BRIEF
Reproduce without alteration the rows from the one containing "xbar-ucl-label: UCL=308.65: [461, 152, 489, 158]" through the one containing "xbar-point-14: [333, 176, 338, 181]", including both of these.

-- Start DATA ENTRIES --

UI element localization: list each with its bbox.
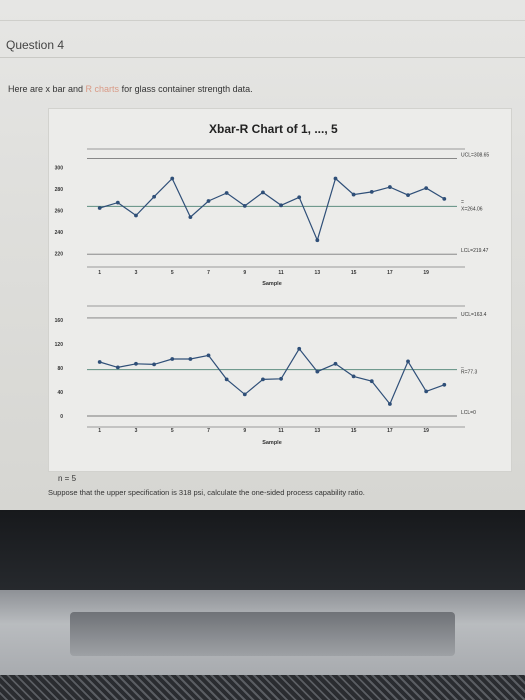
xbar-ucl-label: UCL=308.65: [461, 152, 489, 158]
range-point-12: [297, 346, 302, 351]
range-point-18: [406, 359, 410, 364]
keyboard: [0, 675, 525, 700]
range-ytick-2: 80: [57, 366, 63, 372]
xbar-xtick-7: 15: [351, 270, 357, 276]
range-xtick-2: 5: [171, 428, 174, 434]
xbar-point-18: [406, 193, 410, 198]
range-point-8: [224, 377, 229, 382]
range-xtick-1: 3: [135, 428, 138, 434]
xbar-point-15: [351, 192, 356, 197]
sample-size-label: n = 5: [58, 474, 77, 483]
xbar-center-symbol: =: [461, 199, 464, 205]
xbar-point-20: [442, 196, 447, 201]
question-title: Question 4: [6, 38, 65, 52]
laptop-body: [0, 590, 525, 675]
xbar-lcl-label: LCL=219.47: [461, 248, 489, 254]
chart-card: Xbar-R Chart of 1, ..., 5 UCL=308.65 X=264…: [48, 108, 512, 472]
range-xtick-7: 15: [351, 428, 357, 434]
range-point-17: [387, 402, 392, 406]
range-xtick-8: 17: [387, 428, 393, 434]
range-xtick-4: 9: [243, 428, 246, 434]
question-text: Suppose that the upper specification is …: [48, 488, 365, 497]
range-point-2: [115, 365, 120, 370]
range-point-19: [424, 389, 429, 394]
xbar-r-chart: Xbar-R Chart of 1, ..., 5 UCL=308.65 X=264…: [55, 122, 490, 446]
range-point-15: [351, 374, 356, 379]
range-ytick-3: 120: [55, 342, 64, 348]
range-center-symbol: _: [460, 363, 464, 369]
range-point-9: [242, 392, 247, 397]
chart-title: Xbar-R Chart of 1, ..., 5: [209, 122, 338, 136]
xbar-point-2: [115, 200, 120, 205]
xbar-xtick-3: 7: [207, 270, 210, 276]
xbar-point-7: [206, 199, 211, 203]
title-divider: [0, 57, 525, 58]
range-point-10: [261, 377, 265, 382]
intro-suffix: for glass container strength data.: [119, 84, 253, 94]
range-ytick-1: 40: [57, 390, 63, 396]
xbar-point-3: [134, 213, 138, 218]
range-xtick-3: 7: [207, 428, 210, 434]
xbar-ytick-1: 240: [55, 230, 64, 236]
range-ytick-4: 160: [55, 318, 64, 324]
range-point-14: [333, 361, 338, 366]
xbar-xtick-5: 11: [278, 270, 284, 276]
range-point-11: [279, 376, 283, 381]
laptop-bezel: [0, 510, 525, 590]
range-point-5: [170, 357, 175, 361]
xbar-point-10: [261, 190, 265, 195]
screen: Question 4 Here are x bar and R charts f…: [0, 0, 525, 510]
xbar-ytick-4: 300: [55, 166, 64, 172]
xbar-xtick-0: 1: [98, 270, 101, 276]
range-point-7: [206, 353, 211, 358]
range-point-13: [315, 369, 320, 374]
xbar-point-16: [369, 189, 374, 194]
xbar-point-14: [333, 176, 338, 181]
xbar-point-12: [297, 195, 302, 200]
xbar-ytick-0: 220: [55, 252, 64, 258]
range-point-3: [134, 361, 138, 366]
xbar-center-label: X=264.06: [461, 206, 483, 212]
range-point-20: [442, 382, 447, 387]
xbar-point-9: [242, 203, 247, 208]
xbar-xlabel: Sample: [262, 281, 282, 287]
xbar-xtick-2: 5: [171, 270, 174, 276]
range-xlabel: Sample: [262, 440, 282, 446]
xbar-point-6: [188, 215, 193, 220]
laptop-hinge: [70, 612, 455, 656]
xbar-series-line: [99, 177, 445, 242]
range-xtick-0: 1: [98, 428, 101, 434]
intro-text: Here are x bar and R charts for glass co…: [8, 84, 253, 94]
range-point-4: [152, 362, 157, 367]
xbar-point-11: [279, 203, 283, 208]
range-lcl-label: LCL=0: [461, 410, 476, 416]
range-series-line: [99, 347, 445, 406]
xbar-point-8: [224, 191, 229, 195]
xbar-point-4: [152, 194, 157, 199]
xbar-xtick-6: 13: [315, 270, 321, 276]
xbar-point-1: [97, 206, 102, 210]
range-xtick-9: 19: [423, 428, 429, 434]
xbar-xtick-8: 17: [387, 270, 393, 276]
xbar-point-17: [387, 185, 392, 189]
xbar-point-19: [424, 186, 429, 191]
intro-prefix: Here are x bar and: [8, 84, 86, 94]
xbar-ytick-3: 280: [55, 187, 64, 193]
top-divider: [0, 20, 525, 21]
xbar-xtick-4: 9: [243, 270, 246, 276]
range-ytick-0: 0: [60, 414, 63, 420]
range-xtick-5: 11: [278, 428, 284, 434]
intro-link[interactable]: R charts: [85, 84, 120, 94]
xbar-point-5: [170, 176, 175, 181]
xbar-ytick-2: 260: [55, 209, 64, 215]
range-center-label: R=77.3: [461, 370, 477, 376]
range-point-1: [97, 360, 102, 364]
range-point-6: [188, 357, 193, 361]
range-ucl-label: UCL=163.4: [461, 312, 487, 318]
range-point-16: [369, 379, 374, 384]
xbar-xtick-9: 19: [423, 270, 429, 276]
range-xtick-6: 13: [315, 428, 321, 434]
xbar-point-13: [315, 238, 320, 243]
xbar-xtick-1: 3: [135, 270, 138, 276]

-- End DATA ENTRIES --

ANSWER TO THE PROBLEM
xbar-ucl-label: UCL=308.65: [461, 152, 489, 158]
range-point-12: [297, 346, 302, 351]
range-point-18: [406, 359, 410, 364]
keyboard: [0, 675, 525, 700]
range-ytick-2: 80: [57, 366, 63, 372]
xbar-xtick-7: 15: [351, 270, 357, 276]
range-xtick-2: 5: [171, 428, 174, 434]
xbar-point-18: [406, 193, 410, 198]
range-point-8: [224, 377, 229, 382]
range-xtick-1: 3: [135, 428, 138, 434]
xbar-point-15: [351, 192, 356, 197]
sample-size-label: n = 5: [58, 474, 77, 483]
xbar-center-symbol: =: [461, 199, 464, 205]
xbar-point-20: [442, 196, 447, 201]
question-title: Question 4: [6, 38, 65, 52]
laptop-body: [0, 590, 525, 675]
xbar-lcl-label: LCL=219.47: [461, 248, 489, 254]
chart-card: Xbar-R Chart of 1, ..., 5 UCL=308.65 X=264…: [48, 108, 512, 472]
range-xtick-7: 15: [351, 428, 357, 434]
range-point-17: [387, 402, 392, 406]
range-xtick-8: 17: [387, 428, 393, 434]
range-xtick-4: 9: [243, 428, 246, 434]
question-text: Suppose that the upper specification is …: [48, 488, 365, 497]
range-point-2: [115, 365, 120, 370]
range-point-19: [424, 389, 429, 394]
xbar-r-chart: Xbar-R Chart of 1, ..., 5 UCL=308.65 X=264…: [55, 122, 490, 446]
range-point-15: [351, 374, 356, 379]
range-ytick-3: 120: [55, 342, 64, 348]
range-center-symbol: _: [460, 363, 464, 369]
range-point-9: [242, 392, 247, 397]
chart-title: Xbar-R Chart of 1, ..., 5: [209, 122, 338, 136]
xbar-point-2: [115, 200, 120, 205]
xbar-xtick-3: 7: [207, 270, 210, 276]
xbar-point-7: [206, 199, 211, 203]
title-divider: [0, 57, 525, 58]
range-point-10: [261, 377, 265, 382]
intro-suffix: for glass container strength data.: [119, 84, 253, 94]
range-ytick-1: 40: [57, 390, 63, 396]
xbar-point-3: [134, 213, 138, 218]
range-xtick-3: 7: [207, 428, 210, 434]
xbar-ytick-1: 240: [55, 230, 64, 236]
range-ytick-4: 160: [55, 318, 64, 324]
range-point-14: [333, 361, 338, 366]
xbar-xtick-5: 11: [278, 270, 284, 276]
range-point-11: [279, 376, 283, 381]
laptop-bezel: [0, 510, 525, 590]
range-point-5: [170, 357, 175, 361]
xbar-point-10: [261, 190, 265, 195]
screen: Question 4 Here are x bar and R charts f…: [0, 0, 525, 510]
xbar-ytick-4: 300: [55, 166, 64, 172]
xbar-xtick-0: 1: [98, 270, 101, 276]
range-point-7: [206, 353, 211, 358]
range-point-13: [315, 369, 320, 374]
xbar-point-16: [369, 189, 374, 194]
xbar-point-14: [333, 176, 338, 181]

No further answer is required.